Resume the exchange about fitting mgcv models with OpenBLAS on a cluster, going on from its last sentence.

[Source extract]:
** START **

Thanks for these helpful thoughts. The runs with discrete=TRUE have finished, but I haven't analyzed them yet. I take your point about maybe running sequentially, but giving each model lots of threads (or the entire cluster). I thought about that, but as I wasn't sure how many threads a typical bam run is capable of using, I decided at least using foreach I knew that part was parallelizable. Note that in my real case, I actually had 5 models and 20 cores, so each model got 4 threads, which seemed like a usable amount for bam and they ran quite quickly.
Note that on the cluster where I am running these models, I got the following warning messages many many many times: OpenBLAS Warning : Detect OpenMP Loop and this application may hang. Please rebuild the library with USE_OPENMP=1 option. Does this have to do with your comments on BLAS?
You should check what flavour of OpenBLAS is installed on the cluster; there are several flavours, single-threaded, pthreads, openmp threads, different precisions. Check out the warning in the Changelog of mgcv about versions of OpenBLAS that are not thread safe. Also try running mgcv::blas.thread.test on the cluster to see if it detects any issues before you start fitting models. And also read ?blas.thread.test to see if things there help you decide what to use.

** END **

[Data shown]:
** START **

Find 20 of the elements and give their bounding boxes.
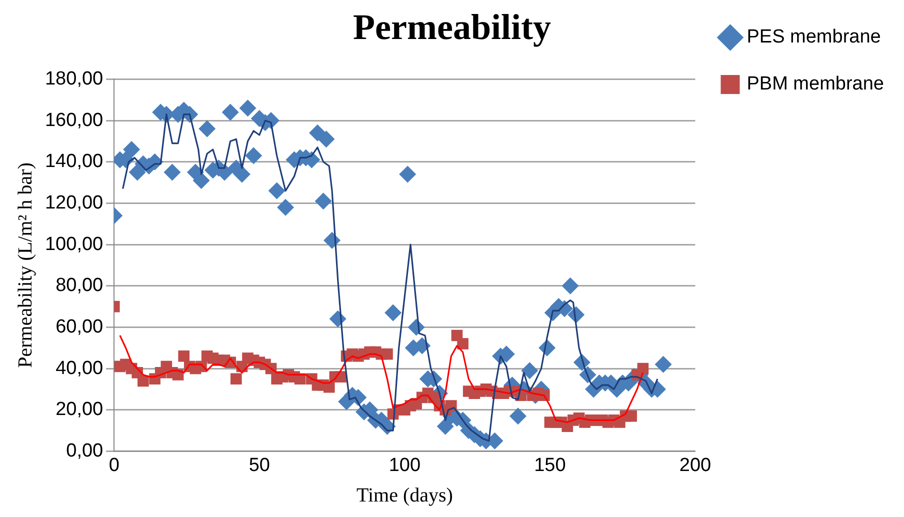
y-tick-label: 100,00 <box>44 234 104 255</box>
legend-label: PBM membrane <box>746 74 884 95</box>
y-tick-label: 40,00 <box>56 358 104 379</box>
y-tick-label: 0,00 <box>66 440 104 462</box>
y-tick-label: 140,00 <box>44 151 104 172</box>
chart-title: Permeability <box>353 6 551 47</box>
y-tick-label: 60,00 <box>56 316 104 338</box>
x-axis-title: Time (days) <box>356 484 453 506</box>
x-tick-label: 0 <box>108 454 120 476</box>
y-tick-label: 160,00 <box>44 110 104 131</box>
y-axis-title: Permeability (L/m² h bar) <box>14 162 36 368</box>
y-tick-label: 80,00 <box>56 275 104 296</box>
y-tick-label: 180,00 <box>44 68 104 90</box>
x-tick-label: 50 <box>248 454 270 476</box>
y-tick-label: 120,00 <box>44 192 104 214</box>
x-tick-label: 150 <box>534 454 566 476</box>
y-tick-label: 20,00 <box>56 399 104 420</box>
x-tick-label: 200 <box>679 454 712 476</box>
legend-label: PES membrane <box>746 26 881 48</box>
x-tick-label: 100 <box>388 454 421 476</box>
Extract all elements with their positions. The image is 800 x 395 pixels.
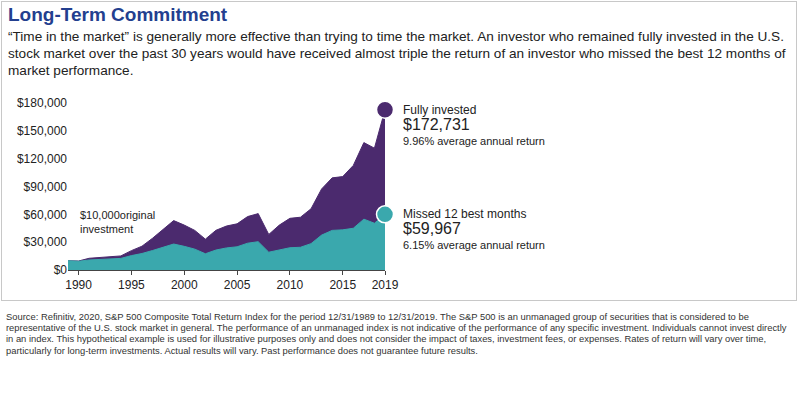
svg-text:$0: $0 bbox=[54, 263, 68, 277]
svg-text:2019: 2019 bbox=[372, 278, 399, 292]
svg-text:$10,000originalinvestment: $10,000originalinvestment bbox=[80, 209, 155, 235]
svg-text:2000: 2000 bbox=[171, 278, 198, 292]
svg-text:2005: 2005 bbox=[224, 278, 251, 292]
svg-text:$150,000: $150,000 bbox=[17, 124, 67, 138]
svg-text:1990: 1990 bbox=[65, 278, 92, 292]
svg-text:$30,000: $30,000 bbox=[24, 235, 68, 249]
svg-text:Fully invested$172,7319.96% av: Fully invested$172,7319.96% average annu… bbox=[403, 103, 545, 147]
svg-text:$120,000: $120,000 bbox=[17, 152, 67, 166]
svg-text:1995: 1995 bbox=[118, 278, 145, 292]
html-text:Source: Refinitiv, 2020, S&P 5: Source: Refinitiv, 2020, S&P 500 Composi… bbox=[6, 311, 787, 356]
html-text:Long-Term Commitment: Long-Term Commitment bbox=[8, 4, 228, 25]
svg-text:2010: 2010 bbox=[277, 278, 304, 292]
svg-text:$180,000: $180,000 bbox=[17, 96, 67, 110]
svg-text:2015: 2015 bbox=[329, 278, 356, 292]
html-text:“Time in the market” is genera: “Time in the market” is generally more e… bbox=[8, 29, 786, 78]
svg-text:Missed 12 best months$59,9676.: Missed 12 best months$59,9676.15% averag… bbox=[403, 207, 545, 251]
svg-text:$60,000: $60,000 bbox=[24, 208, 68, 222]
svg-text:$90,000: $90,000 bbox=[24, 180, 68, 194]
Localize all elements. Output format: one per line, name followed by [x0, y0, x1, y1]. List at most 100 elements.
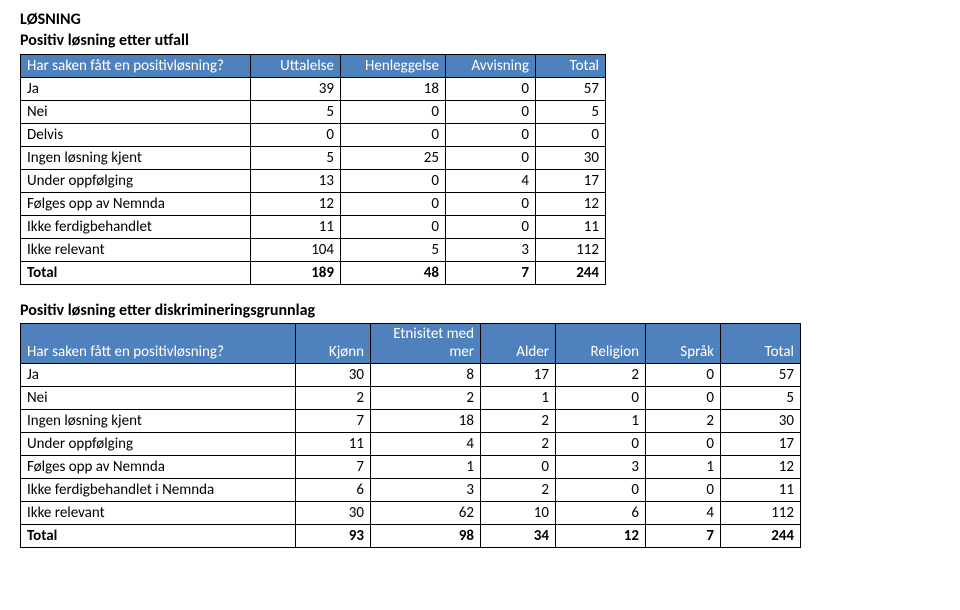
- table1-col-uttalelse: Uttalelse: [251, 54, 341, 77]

** END **

[Answer to this problem]:
You may not be in control of this, but you might be able to install a different OpenBLAS - the defaults on many linux flavours doesn't include OpenMP support, defaulting instead to pthreads.
I just went over the results of the discrete=TRUE runs. They look generally quite similar to the gam models, but they seem worse fits for the data. I also noticed that one of the models has a covariance of coefficients that has a degenerate cholevsky factorisation. I am trying the sequential approach with the cluster argument.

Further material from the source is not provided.